**Written task**
Find out how many lines of the material contain the string "details" and give only that figure.

**Data for this task**
##########

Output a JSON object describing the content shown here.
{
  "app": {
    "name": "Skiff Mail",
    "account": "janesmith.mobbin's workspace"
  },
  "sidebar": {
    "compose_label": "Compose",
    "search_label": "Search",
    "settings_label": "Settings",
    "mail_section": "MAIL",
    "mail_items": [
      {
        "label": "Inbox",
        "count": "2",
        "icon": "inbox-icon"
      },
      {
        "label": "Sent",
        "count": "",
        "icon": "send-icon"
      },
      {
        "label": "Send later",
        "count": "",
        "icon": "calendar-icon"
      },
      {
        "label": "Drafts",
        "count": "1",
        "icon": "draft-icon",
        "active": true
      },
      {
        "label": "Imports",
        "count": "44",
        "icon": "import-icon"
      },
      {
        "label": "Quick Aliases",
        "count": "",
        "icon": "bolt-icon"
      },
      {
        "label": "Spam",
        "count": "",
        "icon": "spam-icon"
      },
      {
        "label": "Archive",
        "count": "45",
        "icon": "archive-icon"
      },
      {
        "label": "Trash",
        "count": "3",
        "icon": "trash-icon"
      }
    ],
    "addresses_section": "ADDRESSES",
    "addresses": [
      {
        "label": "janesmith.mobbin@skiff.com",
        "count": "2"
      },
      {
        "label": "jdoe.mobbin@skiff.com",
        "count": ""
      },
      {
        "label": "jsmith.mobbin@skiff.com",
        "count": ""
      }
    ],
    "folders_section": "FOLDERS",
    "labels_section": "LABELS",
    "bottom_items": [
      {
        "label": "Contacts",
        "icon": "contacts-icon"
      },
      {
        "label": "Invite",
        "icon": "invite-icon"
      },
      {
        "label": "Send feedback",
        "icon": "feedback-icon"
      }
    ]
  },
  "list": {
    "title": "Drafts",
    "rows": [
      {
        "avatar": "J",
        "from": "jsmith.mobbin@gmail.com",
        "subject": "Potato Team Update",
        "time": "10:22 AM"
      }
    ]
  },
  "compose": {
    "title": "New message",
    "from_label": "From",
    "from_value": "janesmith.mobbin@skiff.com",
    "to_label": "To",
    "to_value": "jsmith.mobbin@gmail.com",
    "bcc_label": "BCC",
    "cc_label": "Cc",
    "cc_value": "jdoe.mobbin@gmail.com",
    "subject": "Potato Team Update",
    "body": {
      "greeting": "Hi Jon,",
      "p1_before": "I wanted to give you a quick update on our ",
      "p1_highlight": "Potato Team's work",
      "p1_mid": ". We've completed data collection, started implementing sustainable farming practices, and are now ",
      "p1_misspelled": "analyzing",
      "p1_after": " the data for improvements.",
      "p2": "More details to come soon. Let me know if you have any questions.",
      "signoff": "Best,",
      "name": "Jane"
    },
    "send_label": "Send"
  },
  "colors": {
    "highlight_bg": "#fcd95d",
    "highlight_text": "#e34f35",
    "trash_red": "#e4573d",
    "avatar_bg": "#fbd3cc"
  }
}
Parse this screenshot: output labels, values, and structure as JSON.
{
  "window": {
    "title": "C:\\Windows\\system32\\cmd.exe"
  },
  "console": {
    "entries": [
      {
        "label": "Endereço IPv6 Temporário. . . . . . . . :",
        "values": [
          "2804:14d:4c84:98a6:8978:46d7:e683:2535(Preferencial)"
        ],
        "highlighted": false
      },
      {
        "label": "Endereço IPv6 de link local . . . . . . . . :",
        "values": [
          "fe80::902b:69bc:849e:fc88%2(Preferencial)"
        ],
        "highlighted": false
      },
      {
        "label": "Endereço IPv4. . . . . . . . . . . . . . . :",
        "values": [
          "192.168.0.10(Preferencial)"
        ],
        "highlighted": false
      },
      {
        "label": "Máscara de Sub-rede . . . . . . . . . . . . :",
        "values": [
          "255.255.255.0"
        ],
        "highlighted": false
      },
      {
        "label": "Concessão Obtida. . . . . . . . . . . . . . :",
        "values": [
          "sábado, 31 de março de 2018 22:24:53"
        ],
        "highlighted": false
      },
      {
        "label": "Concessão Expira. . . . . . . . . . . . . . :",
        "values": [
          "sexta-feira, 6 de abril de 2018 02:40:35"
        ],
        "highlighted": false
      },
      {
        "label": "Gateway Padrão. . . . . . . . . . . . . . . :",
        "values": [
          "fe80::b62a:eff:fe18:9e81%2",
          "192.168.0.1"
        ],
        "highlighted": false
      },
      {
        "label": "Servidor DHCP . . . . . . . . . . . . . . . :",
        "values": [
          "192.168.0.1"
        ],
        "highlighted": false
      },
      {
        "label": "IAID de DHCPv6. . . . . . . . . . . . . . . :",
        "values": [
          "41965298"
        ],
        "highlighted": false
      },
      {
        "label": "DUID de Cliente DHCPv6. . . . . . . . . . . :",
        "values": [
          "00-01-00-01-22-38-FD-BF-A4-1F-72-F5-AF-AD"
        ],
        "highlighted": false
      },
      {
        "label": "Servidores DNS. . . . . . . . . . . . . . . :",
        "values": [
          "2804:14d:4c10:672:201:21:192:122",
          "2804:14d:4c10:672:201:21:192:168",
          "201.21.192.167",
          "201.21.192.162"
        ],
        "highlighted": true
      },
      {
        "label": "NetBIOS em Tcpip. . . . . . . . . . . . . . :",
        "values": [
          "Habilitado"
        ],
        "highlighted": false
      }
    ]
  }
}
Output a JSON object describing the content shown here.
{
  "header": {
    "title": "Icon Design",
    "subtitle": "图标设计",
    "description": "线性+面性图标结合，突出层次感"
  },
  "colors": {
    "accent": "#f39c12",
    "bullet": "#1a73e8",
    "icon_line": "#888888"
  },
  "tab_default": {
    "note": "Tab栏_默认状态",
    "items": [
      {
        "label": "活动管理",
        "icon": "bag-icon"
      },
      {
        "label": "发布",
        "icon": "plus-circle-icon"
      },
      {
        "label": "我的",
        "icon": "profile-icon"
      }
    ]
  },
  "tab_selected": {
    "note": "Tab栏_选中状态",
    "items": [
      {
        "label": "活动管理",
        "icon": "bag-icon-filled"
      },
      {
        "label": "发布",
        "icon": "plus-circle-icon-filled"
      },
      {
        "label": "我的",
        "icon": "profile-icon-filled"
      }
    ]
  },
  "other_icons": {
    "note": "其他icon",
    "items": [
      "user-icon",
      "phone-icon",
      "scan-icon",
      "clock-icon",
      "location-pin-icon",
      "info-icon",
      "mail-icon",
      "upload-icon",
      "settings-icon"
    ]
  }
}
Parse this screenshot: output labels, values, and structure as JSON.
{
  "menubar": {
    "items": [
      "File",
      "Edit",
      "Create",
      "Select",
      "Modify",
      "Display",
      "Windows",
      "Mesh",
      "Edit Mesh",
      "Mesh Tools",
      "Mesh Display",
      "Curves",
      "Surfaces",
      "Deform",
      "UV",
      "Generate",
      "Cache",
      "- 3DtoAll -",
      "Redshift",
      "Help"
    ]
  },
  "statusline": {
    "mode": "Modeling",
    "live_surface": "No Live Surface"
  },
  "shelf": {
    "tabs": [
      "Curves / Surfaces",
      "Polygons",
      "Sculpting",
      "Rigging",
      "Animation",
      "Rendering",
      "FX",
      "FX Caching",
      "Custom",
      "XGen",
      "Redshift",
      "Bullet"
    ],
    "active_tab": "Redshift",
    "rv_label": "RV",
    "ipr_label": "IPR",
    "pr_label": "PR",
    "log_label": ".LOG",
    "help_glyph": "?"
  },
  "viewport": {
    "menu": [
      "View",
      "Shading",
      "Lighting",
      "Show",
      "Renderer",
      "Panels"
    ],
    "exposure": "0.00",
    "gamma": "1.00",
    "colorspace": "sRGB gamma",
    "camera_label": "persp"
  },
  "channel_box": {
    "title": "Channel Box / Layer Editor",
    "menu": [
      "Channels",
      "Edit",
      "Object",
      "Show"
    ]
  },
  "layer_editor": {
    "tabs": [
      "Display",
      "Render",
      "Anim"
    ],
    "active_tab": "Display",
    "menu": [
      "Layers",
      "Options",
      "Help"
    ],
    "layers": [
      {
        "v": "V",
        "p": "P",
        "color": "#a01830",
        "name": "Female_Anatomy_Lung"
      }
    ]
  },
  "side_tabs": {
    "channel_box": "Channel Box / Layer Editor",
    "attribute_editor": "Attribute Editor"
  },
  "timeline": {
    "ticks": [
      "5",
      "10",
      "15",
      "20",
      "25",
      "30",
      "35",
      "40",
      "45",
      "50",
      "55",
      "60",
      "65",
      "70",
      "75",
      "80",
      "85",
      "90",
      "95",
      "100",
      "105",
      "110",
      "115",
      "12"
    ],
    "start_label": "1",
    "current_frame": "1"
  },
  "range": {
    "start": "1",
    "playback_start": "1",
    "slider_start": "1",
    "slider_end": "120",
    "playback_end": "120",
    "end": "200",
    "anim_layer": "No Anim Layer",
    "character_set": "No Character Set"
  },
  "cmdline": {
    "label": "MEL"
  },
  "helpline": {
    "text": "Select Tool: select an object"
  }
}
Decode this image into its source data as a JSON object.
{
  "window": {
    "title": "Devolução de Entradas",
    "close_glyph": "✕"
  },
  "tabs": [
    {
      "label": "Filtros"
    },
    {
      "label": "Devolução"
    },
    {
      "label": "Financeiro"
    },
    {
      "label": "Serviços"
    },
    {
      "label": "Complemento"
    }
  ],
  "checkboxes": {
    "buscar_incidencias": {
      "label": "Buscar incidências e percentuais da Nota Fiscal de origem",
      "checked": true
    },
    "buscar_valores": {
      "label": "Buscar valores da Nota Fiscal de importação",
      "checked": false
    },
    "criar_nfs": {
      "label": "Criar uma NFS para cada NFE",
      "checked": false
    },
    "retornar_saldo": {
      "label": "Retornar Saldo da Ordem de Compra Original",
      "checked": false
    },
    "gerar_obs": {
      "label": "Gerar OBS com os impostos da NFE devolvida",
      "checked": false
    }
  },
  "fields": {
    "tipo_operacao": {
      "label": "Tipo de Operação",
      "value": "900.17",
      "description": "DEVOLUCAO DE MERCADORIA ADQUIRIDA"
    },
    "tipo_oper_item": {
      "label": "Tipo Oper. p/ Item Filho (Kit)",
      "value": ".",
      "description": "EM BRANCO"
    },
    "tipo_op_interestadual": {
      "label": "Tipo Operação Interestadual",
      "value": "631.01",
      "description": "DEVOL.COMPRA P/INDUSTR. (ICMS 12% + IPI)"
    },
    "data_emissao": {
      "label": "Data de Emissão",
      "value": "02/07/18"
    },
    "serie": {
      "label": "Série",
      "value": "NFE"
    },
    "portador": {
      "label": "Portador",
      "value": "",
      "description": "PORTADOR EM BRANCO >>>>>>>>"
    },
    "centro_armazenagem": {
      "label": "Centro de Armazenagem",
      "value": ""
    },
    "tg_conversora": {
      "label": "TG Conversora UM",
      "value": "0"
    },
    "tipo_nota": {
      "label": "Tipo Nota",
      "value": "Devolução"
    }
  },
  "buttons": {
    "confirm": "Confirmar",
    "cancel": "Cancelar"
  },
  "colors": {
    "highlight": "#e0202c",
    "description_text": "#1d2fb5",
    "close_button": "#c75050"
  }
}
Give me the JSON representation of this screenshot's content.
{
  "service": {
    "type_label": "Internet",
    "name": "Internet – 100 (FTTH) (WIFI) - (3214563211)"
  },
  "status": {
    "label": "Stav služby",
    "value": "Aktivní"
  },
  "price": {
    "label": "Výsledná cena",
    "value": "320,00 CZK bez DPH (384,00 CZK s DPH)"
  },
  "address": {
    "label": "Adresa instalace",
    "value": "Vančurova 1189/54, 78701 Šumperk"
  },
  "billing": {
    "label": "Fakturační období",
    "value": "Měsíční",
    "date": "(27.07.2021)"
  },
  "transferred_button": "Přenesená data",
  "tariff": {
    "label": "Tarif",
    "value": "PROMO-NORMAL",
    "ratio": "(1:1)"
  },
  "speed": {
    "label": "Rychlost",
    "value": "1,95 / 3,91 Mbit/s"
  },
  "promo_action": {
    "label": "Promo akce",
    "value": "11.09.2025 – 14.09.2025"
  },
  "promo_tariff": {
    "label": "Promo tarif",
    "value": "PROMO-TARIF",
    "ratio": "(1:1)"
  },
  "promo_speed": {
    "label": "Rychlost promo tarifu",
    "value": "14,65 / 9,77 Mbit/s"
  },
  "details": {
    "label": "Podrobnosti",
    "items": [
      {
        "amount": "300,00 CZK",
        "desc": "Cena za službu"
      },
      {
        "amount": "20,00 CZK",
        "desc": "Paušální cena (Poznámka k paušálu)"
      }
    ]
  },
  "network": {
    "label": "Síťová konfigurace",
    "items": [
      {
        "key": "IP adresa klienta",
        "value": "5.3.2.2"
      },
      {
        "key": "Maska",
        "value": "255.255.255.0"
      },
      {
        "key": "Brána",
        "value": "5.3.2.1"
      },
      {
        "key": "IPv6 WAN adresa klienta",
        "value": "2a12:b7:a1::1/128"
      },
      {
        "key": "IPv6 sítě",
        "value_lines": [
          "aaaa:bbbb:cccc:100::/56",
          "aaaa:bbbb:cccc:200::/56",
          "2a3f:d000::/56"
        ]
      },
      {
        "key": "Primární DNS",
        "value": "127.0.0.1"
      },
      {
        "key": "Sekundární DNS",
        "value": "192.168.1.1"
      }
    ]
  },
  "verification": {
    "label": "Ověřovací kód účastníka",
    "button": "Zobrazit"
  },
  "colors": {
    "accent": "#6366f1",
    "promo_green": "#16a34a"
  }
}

##########

**Finished task**
2